• **Given information**:
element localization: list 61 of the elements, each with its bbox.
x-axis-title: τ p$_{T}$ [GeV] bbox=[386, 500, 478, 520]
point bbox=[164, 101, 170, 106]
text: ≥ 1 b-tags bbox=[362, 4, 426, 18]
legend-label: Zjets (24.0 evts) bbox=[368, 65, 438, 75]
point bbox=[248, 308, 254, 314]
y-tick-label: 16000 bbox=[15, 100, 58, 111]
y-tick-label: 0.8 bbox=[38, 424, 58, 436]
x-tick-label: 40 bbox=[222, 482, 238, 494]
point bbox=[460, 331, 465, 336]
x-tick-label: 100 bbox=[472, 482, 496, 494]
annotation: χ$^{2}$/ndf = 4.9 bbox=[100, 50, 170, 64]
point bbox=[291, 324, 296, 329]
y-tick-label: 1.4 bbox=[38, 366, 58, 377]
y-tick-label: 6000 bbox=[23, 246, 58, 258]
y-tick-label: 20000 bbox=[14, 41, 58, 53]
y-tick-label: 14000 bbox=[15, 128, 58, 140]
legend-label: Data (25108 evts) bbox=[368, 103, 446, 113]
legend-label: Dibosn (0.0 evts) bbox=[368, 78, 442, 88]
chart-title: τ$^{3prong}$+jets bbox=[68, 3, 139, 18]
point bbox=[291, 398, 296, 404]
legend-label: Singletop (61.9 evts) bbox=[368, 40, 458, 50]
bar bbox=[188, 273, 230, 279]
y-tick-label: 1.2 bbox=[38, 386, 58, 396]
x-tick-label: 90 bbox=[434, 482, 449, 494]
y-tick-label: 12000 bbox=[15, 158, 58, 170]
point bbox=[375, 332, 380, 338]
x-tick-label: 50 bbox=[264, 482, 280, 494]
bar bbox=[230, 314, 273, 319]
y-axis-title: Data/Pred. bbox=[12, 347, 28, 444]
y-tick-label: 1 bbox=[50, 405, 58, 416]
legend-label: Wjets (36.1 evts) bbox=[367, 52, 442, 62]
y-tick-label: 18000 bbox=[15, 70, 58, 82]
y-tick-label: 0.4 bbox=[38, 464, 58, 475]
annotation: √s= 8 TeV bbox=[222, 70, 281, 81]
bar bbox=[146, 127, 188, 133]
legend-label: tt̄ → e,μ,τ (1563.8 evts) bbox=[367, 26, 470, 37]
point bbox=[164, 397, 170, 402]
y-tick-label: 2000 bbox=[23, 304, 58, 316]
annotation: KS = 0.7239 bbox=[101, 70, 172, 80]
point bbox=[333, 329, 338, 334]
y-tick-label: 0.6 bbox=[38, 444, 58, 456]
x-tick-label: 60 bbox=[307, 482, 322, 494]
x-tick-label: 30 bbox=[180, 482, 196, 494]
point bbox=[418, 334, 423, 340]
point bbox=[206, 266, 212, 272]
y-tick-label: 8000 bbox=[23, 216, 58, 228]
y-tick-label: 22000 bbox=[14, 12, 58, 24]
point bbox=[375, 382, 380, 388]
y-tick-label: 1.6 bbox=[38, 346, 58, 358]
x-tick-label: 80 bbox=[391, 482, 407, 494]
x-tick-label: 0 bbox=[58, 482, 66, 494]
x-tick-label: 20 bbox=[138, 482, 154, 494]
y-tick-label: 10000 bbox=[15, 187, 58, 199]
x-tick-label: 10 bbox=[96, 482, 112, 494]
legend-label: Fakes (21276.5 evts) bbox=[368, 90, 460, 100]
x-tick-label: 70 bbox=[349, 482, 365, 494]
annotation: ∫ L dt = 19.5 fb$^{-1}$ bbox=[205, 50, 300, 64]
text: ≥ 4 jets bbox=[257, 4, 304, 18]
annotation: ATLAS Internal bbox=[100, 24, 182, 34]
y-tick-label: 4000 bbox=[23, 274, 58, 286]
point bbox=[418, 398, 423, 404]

• **Instructions for the task**:
Express each line of the records above as a JSON list of strings, one string per line, leaving out any blank lines.

• **Problem solution**:
[
  "element localization: list 61 of the elements, each with its bbox.",
  "x-axis-title: τ p$_{T}$ [GeV] bbox=[386, 500, 478, 520]",
  "point bbox=[164, 101, 170, 106]",
  "text: ≥ 1 b-tags bbox=[362, 4, 426, 18]",
  "legend-label: Zjets (24.0 evts) bbox=[368, 65, 438, 75]",
  "point bbox=[248, 308, 254, 314]",
  "y-tick-label: 16000 bbox=[15, 100, 58, 111]",
  "y-tick-label: 0.8 bbox=[38, 424, 58, 436]",
  "x-tick-label: 40 bbox=[222, 482, 238, 494]",
  "point bbox=[460, 331, 465, 336]",
  "x-tick-label: 100 bbox=[472, 482, 496, 494]",
  "annotation: χ$^{2}$/ndf = 4.9 bbox=[100, 50, 170, 64]",
  "point bbox=[291, 324, 296, 329]",
  "y-tick-label: 1.4 bbox=[38, 366, 58, 377]",
  "y-tick-label: 6000 bbox=[23, 246, 58, 258]",
  "y-tick-label: 20000 bbox=[14, 41, 58, 53]",
  "y-tick-label: 14000 bbox=[15, 128, 58, 140]",
  "legend-label: Data (25108 evts) bbox=[368, 103, 446, 113]",
  "legend-label: Dibosn (0.0 evts) bbox=[368, 78, 442, 88]",
  "chart-title: τ$^{3prong}$+jets bbox=[68, 3, 139, 18]",
  "point bbox=[291, 398, 296, 404]",
  "legend-label: Singletop (61.9 evts) bbox=[368, 40, 458, 50]",
  "bar bbox=[188, 273, 230, 279]",
  "y-tick-label: 1.2 bbox=[38, 386, 58, 396]",
  "x-tick-label: 90 bbox=[434, 482, 449, 494]",
  "y-tick-label: 12000 bbox=[15, 158, 58, 170]",
  "point bbox=[375, 332, 380, 338]",
  "x-tick-label: 50 bbox=[264, 482, 280, 494]",
  "bar bbox=[230, 314, 273, 319]",
  "y-axis-title: Data/Pred. bbox=[12, 347, 28, 444]",
  "y-tick-label: 1 bbox=[50, 405, 58, 416]",
  "legend-label: Wjets (36.1 evts) bbox=[367, 52, 442, 62]",
  "y-tick-label: 18000 bbox=[15, 70, 58, 82]",
  "y-tick-label: 0.4 bbox=[38, 464, 58, 475]",
  "annotation: √s= 8 TeV bbox=[222, 70, 281, 81]",
  "bar bbox=[146, 127, 188, 133]",
  "legend-label: tt̄ → e,μ,τ (1563.8 evts) bbox=[367, 26, 470, 37]",
  "point bbox=[164, 397, 170, 402]",
  "y-tick-label: 2000 bbox=[23, 304, 58, 316]",
  "annotation: KS = 0.7239 bbox=[101, 70, 172, 80]",
  "point bbox=[333, 329, 338, 334]",
  "y-tick-label: 0.6 bbox=[38, 444, 58, 456]",
  "x-tick-label: 60 bbox=[307, 482, 322, 494]",
  "x-tick-label: 30 bbox=[180, 482, 196, 494]",
  "point bbox=[418, 334, 423, 340]",
  "point bbox=[206, 266, 212, 272]",
  "y-tick-label: 8000 bbox=[23, 216, 58, 228]",
  "y-tick-label: 22000 bbox=[14, 12, 58, 24]",
  "point bbox=[375, 382, 380, 388]",
  "y-tick-label: 1.6 bbox=[38, 346, 58, 358]",
  "x-tick-label: 80 bbox=[391, 482, 407, 494]",
  "x-tick-label: 0 bbox=[58, 482, 66, 494]",
  "x-tick-label: 20 bbox=[138, 482, 154, 494]",
  "y-tick-label: 10000 bbox=[15, 187, 58, 199]",
  "x-tick-label: 10 bbox=[96, 482, 112, 494]",
  "legend-label: Fakes (21276.5 evts) bbox=[368, 90, 460, 100]",
  "x-tick-label: 70 bbox=[349, 482, 365, 494]",
  "annotation: ∫ L dt = 19.5 fb$^{-1}$ bbox=[205, 50, 300, 64]",
  "text: ≥ 4 jets bbox=[257, 4, 304, 18]",
  "annotation: ATLAS Internal bbox=[100, 24, 182, 34]",
  "y-tick-label: 4000 bbox=[23, 274, 58, 286]",
  "point bbox=[418, 398, 423, 404]"
]